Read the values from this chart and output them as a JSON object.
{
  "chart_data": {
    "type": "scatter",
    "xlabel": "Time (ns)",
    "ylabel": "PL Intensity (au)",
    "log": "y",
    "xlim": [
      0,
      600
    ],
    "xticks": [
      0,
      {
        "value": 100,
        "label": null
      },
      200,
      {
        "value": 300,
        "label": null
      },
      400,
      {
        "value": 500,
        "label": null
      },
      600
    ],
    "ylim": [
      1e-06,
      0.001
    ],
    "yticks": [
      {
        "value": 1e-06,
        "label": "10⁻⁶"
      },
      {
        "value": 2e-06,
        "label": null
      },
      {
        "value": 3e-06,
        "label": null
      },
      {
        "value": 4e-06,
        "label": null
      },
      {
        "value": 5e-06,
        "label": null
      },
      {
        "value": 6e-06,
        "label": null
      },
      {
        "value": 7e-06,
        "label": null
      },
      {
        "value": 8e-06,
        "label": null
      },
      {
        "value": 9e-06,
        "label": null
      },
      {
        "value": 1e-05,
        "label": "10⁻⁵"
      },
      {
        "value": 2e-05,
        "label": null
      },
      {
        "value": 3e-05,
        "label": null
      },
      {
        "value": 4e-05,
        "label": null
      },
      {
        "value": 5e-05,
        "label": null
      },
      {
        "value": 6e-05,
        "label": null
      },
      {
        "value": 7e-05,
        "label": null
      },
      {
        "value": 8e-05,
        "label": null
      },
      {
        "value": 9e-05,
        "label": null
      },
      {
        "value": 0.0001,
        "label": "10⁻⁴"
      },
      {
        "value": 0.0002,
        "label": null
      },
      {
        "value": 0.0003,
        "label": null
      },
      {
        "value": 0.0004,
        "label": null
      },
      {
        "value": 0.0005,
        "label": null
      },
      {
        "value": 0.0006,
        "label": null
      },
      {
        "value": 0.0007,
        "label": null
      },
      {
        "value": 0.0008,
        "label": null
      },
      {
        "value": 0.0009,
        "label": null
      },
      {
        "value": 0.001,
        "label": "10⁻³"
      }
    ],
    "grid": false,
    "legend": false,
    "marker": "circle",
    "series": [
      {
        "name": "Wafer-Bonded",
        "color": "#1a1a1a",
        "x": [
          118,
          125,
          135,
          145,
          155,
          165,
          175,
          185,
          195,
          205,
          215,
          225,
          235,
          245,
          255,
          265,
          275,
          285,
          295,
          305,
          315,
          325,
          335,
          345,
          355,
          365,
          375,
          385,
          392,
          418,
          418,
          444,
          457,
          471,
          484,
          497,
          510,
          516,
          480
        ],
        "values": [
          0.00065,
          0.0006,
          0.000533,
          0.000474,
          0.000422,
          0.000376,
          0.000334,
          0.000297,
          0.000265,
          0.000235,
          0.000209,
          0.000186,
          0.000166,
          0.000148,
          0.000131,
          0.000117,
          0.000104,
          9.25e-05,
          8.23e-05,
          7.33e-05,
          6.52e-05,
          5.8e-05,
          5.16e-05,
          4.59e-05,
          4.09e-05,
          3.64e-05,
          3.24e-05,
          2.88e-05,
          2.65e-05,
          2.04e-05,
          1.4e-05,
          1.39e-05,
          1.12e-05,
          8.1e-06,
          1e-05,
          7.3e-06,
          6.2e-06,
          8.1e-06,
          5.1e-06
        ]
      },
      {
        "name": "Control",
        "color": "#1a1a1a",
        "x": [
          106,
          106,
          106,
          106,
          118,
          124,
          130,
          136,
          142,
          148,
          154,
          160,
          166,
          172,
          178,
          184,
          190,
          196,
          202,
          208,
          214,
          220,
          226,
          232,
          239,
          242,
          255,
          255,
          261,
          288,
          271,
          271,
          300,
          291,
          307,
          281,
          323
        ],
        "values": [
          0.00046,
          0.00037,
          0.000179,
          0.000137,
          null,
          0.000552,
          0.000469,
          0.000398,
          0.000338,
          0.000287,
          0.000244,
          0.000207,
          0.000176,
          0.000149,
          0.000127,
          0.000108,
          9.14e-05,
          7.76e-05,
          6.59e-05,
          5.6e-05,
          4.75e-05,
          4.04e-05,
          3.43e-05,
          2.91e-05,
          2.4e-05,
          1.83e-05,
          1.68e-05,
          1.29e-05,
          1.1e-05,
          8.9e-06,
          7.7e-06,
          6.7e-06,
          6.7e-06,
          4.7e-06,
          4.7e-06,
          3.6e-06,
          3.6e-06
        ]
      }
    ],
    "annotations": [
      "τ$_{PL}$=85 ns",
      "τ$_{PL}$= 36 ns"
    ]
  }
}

_____

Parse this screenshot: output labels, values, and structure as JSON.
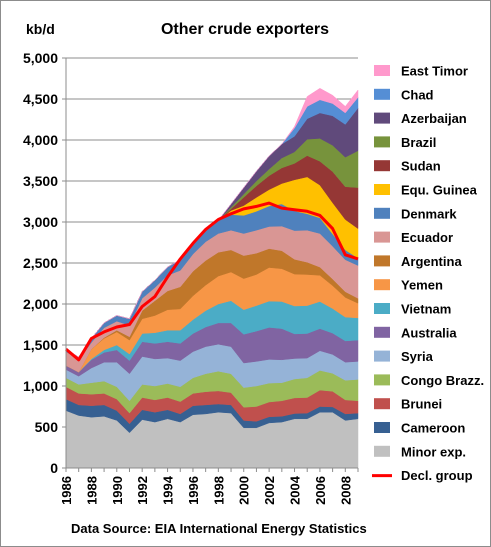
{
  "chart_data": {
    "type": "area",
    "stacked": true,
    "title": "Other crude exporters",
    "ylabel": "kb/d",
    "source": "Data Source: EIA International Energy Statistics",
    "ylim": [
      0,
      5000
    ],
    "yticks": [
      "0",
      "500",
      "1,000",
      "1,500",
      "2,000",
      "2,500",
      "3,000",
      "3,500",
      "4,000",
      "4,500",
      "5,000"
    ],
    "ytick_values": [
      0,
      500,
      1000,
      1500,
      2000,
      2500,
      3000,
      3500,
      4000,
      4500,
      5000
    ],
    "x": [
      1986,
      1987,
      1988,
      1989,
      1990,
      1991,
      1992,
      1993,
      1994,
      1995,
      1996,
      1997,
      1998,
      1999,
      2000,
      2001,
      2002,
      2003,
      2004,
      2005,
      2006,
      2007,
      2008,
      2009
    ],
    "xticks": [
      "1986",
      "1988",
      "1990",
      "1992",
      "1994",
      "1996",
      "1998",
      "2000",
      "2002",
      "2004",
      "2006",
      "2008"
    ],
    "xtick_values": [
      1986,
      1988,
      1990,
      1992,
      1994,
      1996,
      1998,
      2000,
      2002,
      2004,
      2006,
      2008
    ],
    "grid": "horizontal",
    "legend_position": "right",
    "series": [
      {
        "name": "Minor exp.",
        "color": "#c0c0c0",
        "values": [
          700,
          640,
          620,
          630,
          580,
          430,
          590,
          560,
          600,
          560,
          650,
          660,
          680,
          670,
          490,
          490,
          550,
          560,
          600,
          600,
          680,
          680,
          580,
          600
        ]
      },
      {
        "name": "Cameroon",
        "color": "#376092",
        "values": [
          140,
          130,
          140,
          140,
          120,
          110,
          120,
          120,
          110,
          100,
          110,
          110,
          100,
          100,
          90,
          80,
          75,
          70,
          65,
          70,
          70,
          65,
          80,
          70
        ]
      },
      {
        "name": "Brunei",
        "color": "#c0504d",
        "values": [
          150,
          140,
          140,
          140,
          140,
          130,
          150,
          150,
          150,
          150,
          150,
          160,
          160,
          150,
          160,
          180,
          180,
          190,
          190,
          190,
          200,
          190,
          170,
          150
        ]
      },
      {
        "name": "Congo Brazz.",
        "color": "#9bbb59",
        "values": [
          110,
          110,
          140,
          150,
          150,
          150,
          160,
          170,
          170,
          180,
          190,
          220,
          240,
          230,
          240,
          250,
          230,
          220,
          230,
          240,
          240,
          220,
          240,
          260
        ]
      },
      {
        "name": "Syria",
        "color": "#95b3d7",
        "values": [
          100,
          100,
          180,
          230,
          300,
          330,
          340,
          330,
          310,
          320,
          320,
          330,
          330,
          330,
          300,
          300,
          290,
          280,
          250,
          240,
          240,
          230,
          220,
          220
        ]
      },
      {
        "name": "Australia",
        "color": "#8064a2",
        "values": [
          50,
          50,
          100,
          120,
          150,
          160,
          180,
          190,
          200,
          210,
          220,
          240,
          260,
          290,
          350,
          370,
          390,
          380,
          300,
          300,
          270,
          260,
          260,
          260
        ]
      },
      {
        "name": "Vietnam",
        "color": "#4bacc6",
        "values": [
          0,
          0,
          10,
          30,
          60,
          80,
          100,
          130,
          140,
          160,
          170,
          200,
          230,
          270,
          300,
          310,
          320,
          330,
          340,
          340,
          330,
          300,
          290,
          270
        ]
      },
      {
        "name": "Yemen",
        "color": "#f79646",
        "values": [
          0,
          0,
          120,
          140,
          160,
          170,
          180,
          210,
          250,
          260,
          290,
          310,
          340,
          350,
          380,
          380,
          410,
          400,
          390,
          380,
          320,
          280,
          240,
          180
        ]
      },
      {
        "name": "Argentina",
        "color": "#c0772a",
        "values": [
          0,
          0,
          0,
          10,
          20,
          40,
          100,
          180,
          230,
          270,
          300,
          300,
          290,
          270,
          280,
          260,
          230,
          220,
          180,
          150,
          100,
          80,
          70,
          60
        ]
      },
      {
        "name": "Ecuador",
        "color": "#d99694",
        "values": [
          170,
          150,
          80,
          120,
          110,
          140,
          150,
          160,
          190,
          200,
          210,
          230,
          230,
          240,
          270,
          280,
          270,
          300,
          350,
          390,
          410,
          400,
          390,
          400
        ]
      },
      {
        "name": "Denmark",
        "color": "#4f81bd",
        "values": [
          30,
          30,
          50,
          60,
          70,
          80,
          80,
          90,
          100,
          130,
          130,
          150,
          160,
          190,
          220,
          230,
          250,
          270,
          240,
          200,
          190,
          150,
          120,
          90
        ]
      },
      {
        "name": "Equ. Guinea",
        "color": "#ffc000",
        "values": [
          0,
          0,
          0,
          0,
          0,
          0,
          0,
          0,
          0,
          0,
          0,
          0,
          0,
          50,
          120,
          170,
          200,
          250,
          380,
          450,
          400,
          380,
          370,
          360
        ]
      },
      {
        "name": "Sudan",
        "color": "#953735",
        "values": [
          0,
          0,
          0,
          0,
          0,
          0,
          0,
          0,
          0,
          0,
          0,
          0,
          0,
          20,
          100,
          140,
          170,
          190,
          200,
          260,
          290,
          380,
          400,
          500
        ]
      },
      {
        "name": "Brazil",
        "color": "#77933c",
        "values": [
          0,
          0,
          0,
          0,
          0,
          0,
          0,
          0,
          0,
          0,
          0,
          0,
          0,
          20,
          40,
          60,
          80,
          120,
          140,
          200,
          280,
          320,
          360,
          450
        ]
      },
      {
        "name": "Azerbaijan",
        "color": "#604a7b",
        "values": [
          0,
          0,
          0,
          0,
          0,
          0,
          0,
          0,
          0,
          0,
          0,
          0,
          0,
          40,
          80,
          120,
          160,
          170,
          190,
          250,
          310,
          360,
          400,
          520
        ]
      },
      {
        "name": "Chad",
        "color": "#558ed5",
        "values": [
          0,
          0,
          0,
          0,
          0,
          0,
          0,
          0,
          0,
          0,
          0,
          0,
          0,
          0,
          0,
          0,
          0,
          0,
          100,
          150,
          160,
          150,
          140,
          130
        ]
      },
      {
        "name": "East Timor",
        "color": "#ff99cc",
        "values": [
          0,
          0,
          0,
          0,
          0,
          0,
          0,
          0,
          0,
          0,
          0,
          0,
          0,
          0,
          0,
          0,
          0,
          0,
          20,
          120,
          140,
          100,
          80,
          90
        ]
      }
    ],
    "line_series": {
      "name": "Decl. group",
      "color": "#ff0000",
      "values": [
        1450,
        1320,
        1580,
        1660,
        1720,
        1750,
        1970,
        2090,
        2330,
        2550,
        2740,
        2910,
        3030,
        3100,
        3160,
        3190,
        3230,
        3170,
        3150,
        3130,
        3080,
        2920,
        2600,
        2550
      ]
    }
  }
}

_____

- **Objective**:
Collect each line of the entries that has the word "this", copying it in full.

- **Completed task**:
Read the values from this chart and output them as a JSON object.
Parse this screenshot: output labels, values, and structure as JSON.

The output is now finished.